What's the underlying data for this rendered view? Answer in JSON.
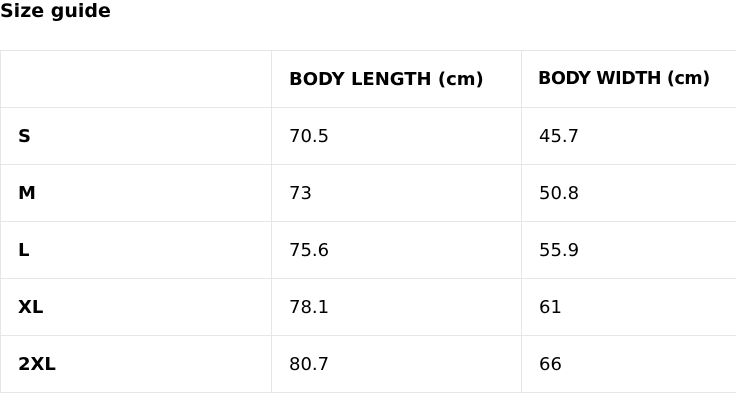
{
  "title": "Size guide",
  "headers": [
    "",
    "BODY LENGTH (cm)",
    "BODY WIDTH (cm)"
  ],
  "rows": [
    {
      "size": "S",
      "length": "70.5",
      "width": "45.7"
    },
    {
      "size": "M",
      "length": "73",
      "width": "50.8"
    },
    {
      "size": "L",
      "length": "75.6",
      "width": "55.9"
    },
    {
      "size": "XL",
      "length": "78.1",
      "width": "61"
    },
    {
      "size": "2XL",
      "length": "80.7",
      "width": "66"
    }
  ]
}
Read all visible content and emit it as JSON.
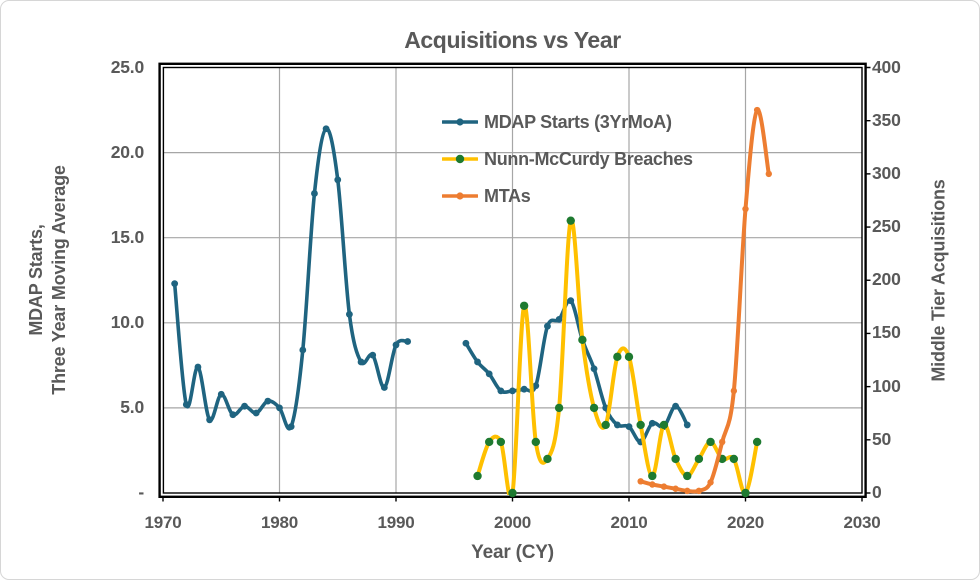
{
  "title": "Acquisitions vs Year",
  "axes": {
    "x": {
      "title": "Year (CY)",
      "min": 1970,
      "max": 2030,
      "tick_values": [
        1970,
        1980,
        1990,
        2000,
        2010,
        2020,
        2030
      ],
      "tick_labels": [
        "1970",
        "1980",
        "1990",
        "2000",
        "2010",
        "2020",
        "2030"
      ]
    },
    "y_left": {
      "title_line1": "MDAP Starts,",
      "title_line2": "Three Year Moving Average",
      "min": 0,
      "max": 25,
      "tick_values": [
        25,
        20,
        15,
        10,
        5,
        0
      ],
      "tick_labels": [
        "25.0",
        "20.0",
        "15.0",
        "10.0",
        "5.0",
        "-"
      ]
    },
    "y_right": {
      "title": "Middle Tier Acquisitions",
      "min": 0,
      "max": 400,
      "tick_values": [
        400,
        350,
        300,
        250,
        200,
        150,
        100,
        50,
        0
      ],
      "tick_labels": [
        "400",
        "350",
        "300",
        "250",
        "200",
        "150",
        "100",
        "50",
        "0"
      ]
    }
  },
  "colors": {
    "text": "#595959",
    "grid": "#a6a6a6",
    "plot_border": "#000000",
    "background": "#ffffff",
    "mdap_blue": "#1f6480",
    "breach_yellow": "#ffc000",
    "breach_marker_green": "#1e7a30",
    "mta_orange": "#ed7d31"
  },
  "chart_data": {
    "type": "line",
    "title": "Acquisitions vs Year",
    "xlabel": "Year (CY)",
    "ylabel_left": "MDAP Starts, Three Year Moving Average",
    "ylabel_right": "Middle Tier Acquisitions",
    "x_range": [
      1970,
      2030
    ],
    "y_left_range": [
      0,
      25
    ],
    "y_right_range": [
      0,
      400
    ],
    "grid": true,
    "smooth_lines": true,
    "legend_position": "upper-middle-right-inside",
    "series": [
      {
        "name": "MDAP Starts (3YrMoA)",
        "axis": "left",
        "color": "#1f6480",
        "marker_color": "#1f6480",
        "line_width": 3.6,
        "marker_size": 3.4,
        "segments": [
          {
            "x": [
              1971,
              1972,
              1973,
              1974,
              1975,
              1976,
              1977,
              1978,
              1979,
              1980,
              1981,
              1982,
              1983,
              1984,
              1985,
              1986,
              1987,
              1988,
              1989,
              1990,
              1991
            ],
            "y": [
              12.3,
              5.2,
              7.4,
              4.3,
              5.8,
              4.6,
              5.1,
              4.7,
              5.4,
              5.0,
              3.9,
              8.4,
              17.6,
              21.4,
              18.4,
              10.5,
              7.7,
              8.1,
              6.2,
              8.7,
              8.9
            ]
          },
          {
            "x": [
              1996,
              1997,
              1998,
              1999,
              2000,
              2001,
              2002,
              2003,
              2004,
              2005,
              2006,
              2007,
              2008,
              2009,
              2010,
              2011,
              2012,
              2013,
              2014,
              2015
            ],
            "y": [
              8.8,
              7.7,
              7.0,
              6.0,
              6.0,
              6.1,
              6.3,
              9.8,
              10.2,
              11.3,
              9.0,
              7.3,
              5.0,
              4.0,
              3.9,
              3.0,
              4.1,
              3.9,
              5.1,
              4.0
            ]
          }
        ]
      },
      {
        "name": "Nunn-McCurdy Breaches",
        "axis": "left",
        "color": "#ffc000",
        "marker_color": "#1e7a30",
        "line_width": 4,
        "marker_size": 4.2,
        "segments": [
          {
            "x": [
              1997,
              1998,
              1999,
              2000,
              2001,
              2002,
              2003,
              2004,
              2005,
              2006,
              2007,
              2008,
              2009,
              2010,
              2011,
              2012,
              2013,
              2014,
              2015,
              2016,
              2017,
              2018,
              2019,
              2020,
              2021
            ],
            "y": [
              1,
              3,
              3,
              0,
              11,
              3,
              2,
              5,
              16,
              9,
              5,
              4,
              8,
              8,
              4,
              1,
              4,
              2,
              1,
              2,
              3,
              2,
              2,
              0,
              3
            ]
          }
        ]
      },
      {
        "name": "MTAs",
        "axis": "right",
        "color": "#ed7d31",
        "marker_color": "#ed7d31",
        "line_width": 4,
        "marker_size": 3.2,
        "segments": [
          {
            "x": [
              2011,
              2012,
              2013,
              2014,
              2015,
              2016,
              2017,
              2018,
              2019,
              2020,
              2021,
              2022
            ],
            "y": [
              11,
              8,
              6,
              4,
              2,
              2,
              10,
              48,
              96,
              267,
              360,
              300
            ]
          }
        ]
      }
    ]
  }
}
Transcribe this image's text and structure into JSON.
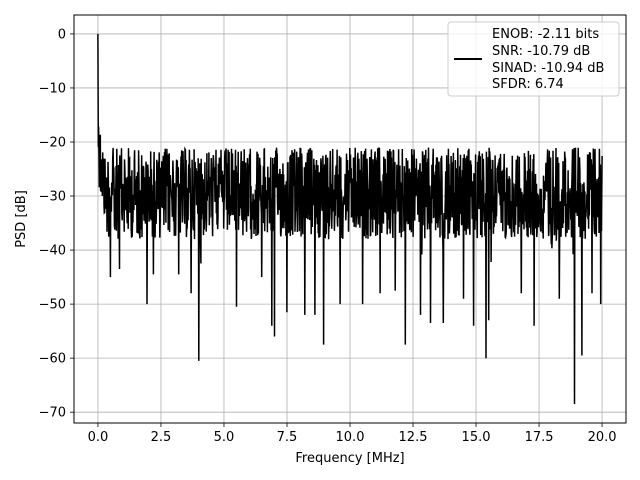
{
  "chart_data": {
    "type": "line",
    "title": "",
    "xlabel": "Frequency [MHz]",
    "ylabel": "PSD [dB]",
    "xlim": [
      -0.95,
      20.95
    ],
    "ylim": [
      -72,
      3.5
    ],
    "xticks": [
      0.0,
      2.5,
      5.0,
      7.5,
      10.0,
      12.5,
      15.0,
      17.5,
      20.0
    ],
    "xtick_labels": [
      "0.0",
      "2.5",
      "5.0",
      "7.5",
      "10.0",
      "12.5",
      "15.0",
      "17.5",
      "20.0"
    ],
    "yticks": [
      0,
      -10,
      -20,
      -30,
      -40,
      -50,
      -60,
      -70
    ],
    "ytick_labels": [
      "0",
      "−10",
      "−20",
      "−30",
      "−40",
      "−50",
      "−60",
      "−70"
    ],
    "grid": true,
    "legend_position": "upper-right",
    "legend_lines": [
      "ENOB: -2.11 bits",
      "SNR: -10.79 dB",
      "SINAD: -10.94 dB",
      "SFDR: 6.74"
    ],
    "series": [
      {
        "color": "#000000",
        "x_range": [
          0.0,
          20.0
        ],
        "noise_upper_db": -21,
        "noise_lower_db": -38,
        "noise_floor_typical_db": -30,
        "peak": {
          "x": 0.0,
          "y": 0.0
        },
        "dips": [
          {
            "x": 0.5,
            "y": -45
          },
          {
            "x": 0.85,
            "y": -43.5
          },
          {
            "x": 1.95,
            "y": -50
          },
          {
            "x": 2.2,
            "y": -44.5
          },
          {
            "x": 3.2,
            "y": -44.5
          },
          {
            "x": 3.7,
            "y": -48
          },
          {
            "x": 4.0,
            "y": -60.5
          },
          {
            "x": 5.5,
            "y": -50.5
          },
          {
            "x": 6.5,
            "y": -45
          },
          {
            "x": 6.9,
            "y": -54
          },
          {
            "x": 7.0,
            "y": -56
          },
          {
            "x": 7.5,
            "y": -51.5
          },
          {
            "x": 8.2,
            "y": -52
          },
          {
            "x": 8.6,
            "y": -52
          },
          {
            "x": 8.95,
            "y": -57.5
          },
          {
            "x": 9.6,
            "y": -50
          },
          {
            "x": 10.5,
            "y": -50
          },
          {
            "x": 11.2,
            "y": -48
          },
          {
            "x": 11.8,
            "y": -47.5
          },
          {
            "x": 12.2,
            "y": -57.5
          },
          {
            "x": 12.8,
            "y": -52
          },
          {
            "x": 13.2,
            "y": -53.5
          },
          {
            "x": 13.7,
            "y": -53.5
          },
          {
            "x": 14.5,
            "y": -49
          },
          {
            "x": 14.9,
            "y": -54
          },
          {
            "x": 15.5,
            "y": -53
          },
          {
            "x": 15.4,
            "y": -60
          },
          {
            "x": 16.8,
            "y": -48
          },
          {
            "x": 17.3,
            "y": -54
          },
          {
            "x": 18.3,
            "y": -49
          },
          {
            "x": 18.9,
            "y": -68.5
          },
          {
            "x": 19.2,
            "y": -59.5
          },
          {
            "x": 19.6,
            "y": -48
          },
          {
            "x": 19.95,
            "y": -50
          }
        ]
      }
    ]
  }
}
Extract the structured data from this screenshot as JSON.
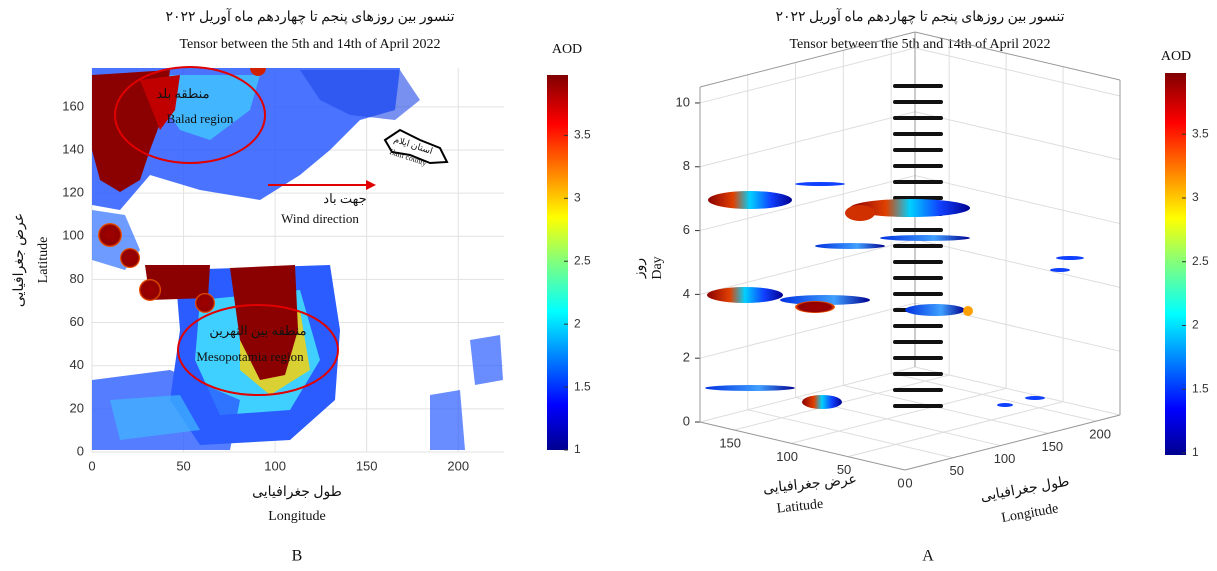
{
  "chart_data": [
    {
      "type": "heatmap",
      "panel": "B",
      "title": "تنسور بین روزهای پنجم تا چهاردهم ماه آوریل ۲۰۲۲",
      "subtitle": "Tensor between the 5th and 14th of April 2022",
      "xlabel": "طول جغرافیایی",
      "xlabel_en": "Longitude",
      "ylabel": "عرض جغرافیایی",
      "ylabel_en": "Latitude",
      "xlim": [
        0,
        225
      ],
      "xticks": [
        0,
        50,
        100,
        150,
        200
      ],
      "ylim": [
        0,
        178
      ],
      "yticks": [
        0,
        20,
        40,
        60,
        80,
        100,
        120,
        140,
        160
      ],
      "grid": true,
      "colorbar": {
        "label": "AOD",
        "lim": [
          1,
          3.98
        ],
        "ticks": [
          1,
          1.5,
          2,
          2.5,
          3,
          3.5
        ]
      },
      "annotations": [
        "منطقه بلد",
        "Balad region",
        "جهت باد",
        "Wind direction",
        "منطقه بین النهرین",
        "Mesopotamia region",
        "استان ایلام",
        "Ilam county"
      ]
    },
    {
      "type": "scatter3d",
      "panel": "A",
      "title": "تنسور بین روزهای پنجم تا چهاردهم ماه آوریل ۲۰۲۲",
      "subtitle": "Tensor between the 5th and 14th of April 2022",
      "xlabel": "طول جغرافیایی",
      "xlabel_en": "Longitude",
      "ylabel": "عرض جغرافیایی",
      "ylabel_en": "Latitude",
      "zlabel": "روز",
      "zlabel_en": "Day",
      "xlim": [
        0,
        225
      ],
      "xticks": [
        0,
        50,
        100,
        150,
        200
      ],
      "ylim": [
        0,
        180
      ],
      "yticks": [
        0,
        50,
        100,
        150
      ],
      "zlim": [
        0,
        10.5
      ],
      "zticks": [
        0,
        2,
        4,
        6,
        8,
        10
      ],
      "grid": true,
      "colorbar": {
        "label": "AOD",
        "lim": [
          1,
          3.98
        ],
        "ticks": [
          1,
          1.5,
          2,
          2.5,
          3,
          3.5
        ]
      }
    }
  ]
}
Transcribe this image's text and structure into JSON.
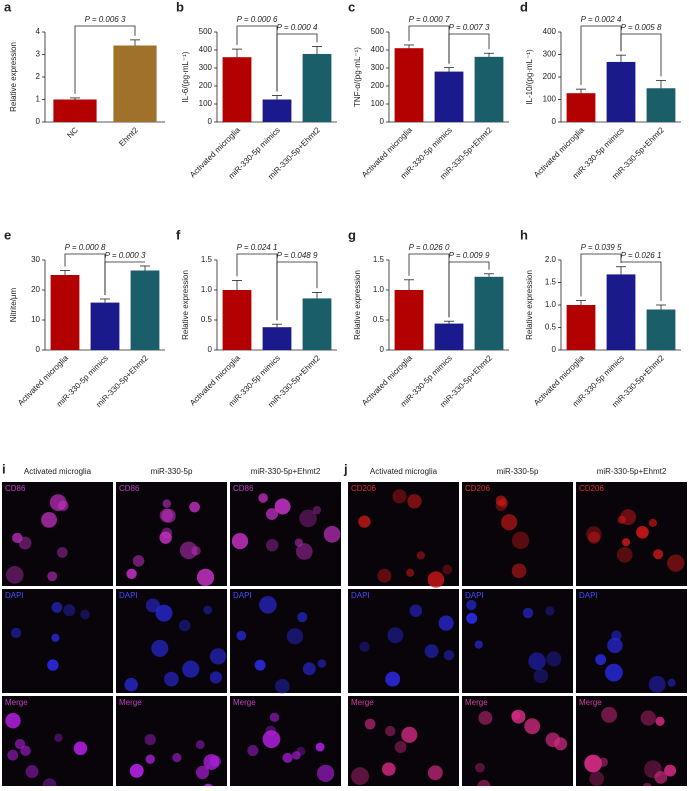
{
  "chart_data": [
    {
      "type": "bar",
      "label": "a",
      "y_label": "Relative expression",
      "categories": [
        "NC",
        "Ehmt2"
      ],
      "values": [
        1.0,
        3.4
      ],
      "errors": [
        0.07,
        0.25
      ],
      "colors": [
        "#b30000",
        "#a0712a"
      ],
      "ylim": [
        0,
        4
      ],
      "yticks": [
        0,
        1,
        2,
        3,
        4
      ],
      "annotations": [
        "P = 0.006 3"
      ]
    },
    {
      "type": "bar",
      "label": "b",
      "y_label": "IL-6/(pg·mL⁻¹)",
      "categories": [
        "Activated microglia",
        "miR-330-5p mimics",
        "miR-330-5p+Ehmt2"
      ],
      "values": [
        360,
        125,
        378
      ],
      "errors": [
        45,
        22,
        42
      ],
      "colors": [
        "#b30000",
        "#1a1a8c",
        "#1a5e6a"
      ],
      "ylim": [
        0,
        500
      ],
      "yticks": [
        0,
        100,
        200,
        300,
        400,
        500
      ],
      "annotations": [
        "P = 0.000 6",
        "P = 0.000 4"
      ]
    },
    {
      "type": "bar",
      "label": "c",
      "y_label": "TNF-α/(pg·mL⁻¹)",
      "categories": [
        "Activated microglia",
        "miR-330-5p mimics",
        "miR-330-5p+Ehmt2"
      ],
      "values": [
        410,
        280,
        362
      ],
      "errors": [
        18,
        22,
        20
      ],
      "colors": [
        "#b30000",
        "#1a1a8c",
        "#1a5e6a"
      ],
      "ylim": [
        0,
        500
      ],
      "yticks": [
        0,
        100,
        200,
        300,
        400,
        500
      ],
      "annotations": [
        "P = 0.000 7",
        "P = 0.007 3"
      ]
    },
    {
      "type": "bar",
      "label": "d",
      "y_label": "IL-10/(pg·mL⁻¹)",
      "categories": [
        "Activated microglia",
        "miR-330-5p mimics",
        "miR-330-5p+Ehmt2"
      ],
      "values": [
        128,
        267,
        150
      ],
      "errors": [
        18,
        30,
        35
      ],
      "colors": [
        "#b30000",
        "#1a1a8c",
        "#1a5e6a"
      ],
      "ylim": [
        0,
        400
      ],
      "yticks": [
        0,
        100,
        200,
        300,
        400
      ],
      "annotations": [
        "P = 0.002 4",
        "P = 0.005 8"
      ]
    },
    {
      "type": "bar",
      "label": "e",
      "y_label": "Nitrite/μm",
      "categories": [
        "Activated microglia",
        "miR-330-5p mimics",
        "miR-330-5p+Ehmt2"
      ],
      "values": [
        25,
        15.8,
        26.5
      ],
      "errors": [
        1.5,
        1.2,
        1.5
      ],
      "colors": [
        "#b30000",
        "#1a1a8c",
        "#1a5e6a"
      ],
      "ylim": [
        0,
        30
      ],
      "yticks": [
        0,
        10,
        20,
        30
      ],
      "annotations": [
        "P = 0.000 8",
        "P = 0.000 3"
      ]
    },
    {
      "type": "bar",
      "label": "f",
      "y_label": "Relative expression",
      "categories": [
        "Activated microglia",
        "miR-330-5p mimics",
        "miR-330-5p+Ehmt2"
      ],
      "values": [
        1.0,
        0.38,
        0.86
      ],
      "errors": [
        0.16,
        0.05,
        0.1
      ],
      "colors": [
        "#b30000",
        "#1a1a8c",
        "#1a5e6a"
      ],
      "ylim": [
        0,
        1.5
      ],
      "yticks": [
        0,
        0.5,
        {
          "value": 1,
          "label": "1.0"
        },
        1.5
      ],
      "annotations": [
        "P = 0.024 1",
        "P = 0.048 9"
      ]
    },
    {
      "type": "bar",
      "label": "g",
      "y_label": "Relative expression",
      "categories": [
        "Activated microglia",
        "miR-330-5p mimics",
        "miR-330-5p+Ehmt2"
      ],
      "values": [
        1.0,
        0.44,
        1.22
      ],
      "errors": [
        0.17,
        0.04,
        0.05
      ],
      "colors": [
        "#b30000",
        "#1a1a8c",
        "#1a5e6a"
      ],
      "ylim": [
        0,
        1.5
      ],
      "yticks": [
        0,
        0.5,
        {
          "value": 1,
          "label": "1.0"
        },
        1.5
      ],
      "annotations": [
        "P = 0.026 0",
        "P = 0.009 9"
      ]
    },
    {
      "type": "bar",
      "label": "h",
      "y_label": "Relative expression",
      "categories": [
        "Activated microglia",
        "miR-330-5p mimics",
        "miR-330-5p+Ehmt2"
      ],
      "values": [
        1.0,
        1.68,
        0.9
      ],
      "errors": [
        0.1,
        0.17,
        0.1
      ],
      "colors": [
        "#b30000",
        "#1a1a8c",
        "#1a5e6a"
      ],
      "ylim": [
        0,
        2
      ],
      "yticks": [
        0,
        0.5,
        {
          "value": 1,
          "label": "1.0"
        },
        1.5,
        {
          "value": 2,
          "label": "2.0"
        }
      ],
      "annotations": [
        "P = 0.039 5",
        "P = 0.026 1"
      ]
    }
  ],
  "image_panels": [
    {
      "label": "i",
      "columns": [
        "Activated microglia",
        "miR-330-5p",
        "miR-330-5p+Ehmt2"
      ],
      "rows": [
        "CD86",
        "DAPI",
        "Merge"
      ]
    },
    {
      "label": "j",
      "columns": [
        "Activated microglia",
        "miR-330-5p",
        "miR-330-5p+Ehmt2"
      ],
      "rows": [
        "CD206",
        "DAPI",
        "Merge"
      ]
    }
  ]
}
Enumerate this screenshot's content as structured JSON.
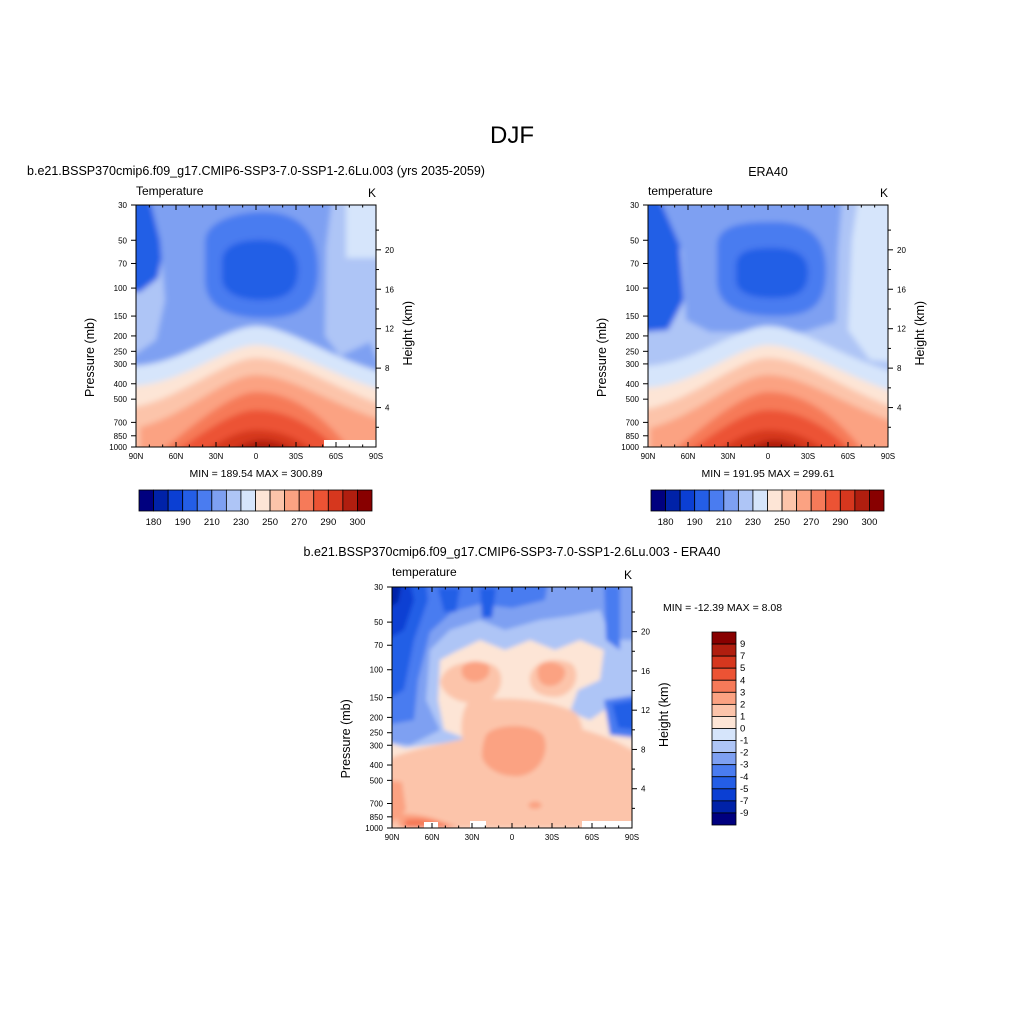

• [WHAT IS EXPECTED]:
Show every line above in which the word "Tier" occurs.

• [RESULT FOR THIS EXERCISE]:
      "title": "Middle Tier Acquisitions",
    "ylabel_right": "Middle Tier Acquisitions",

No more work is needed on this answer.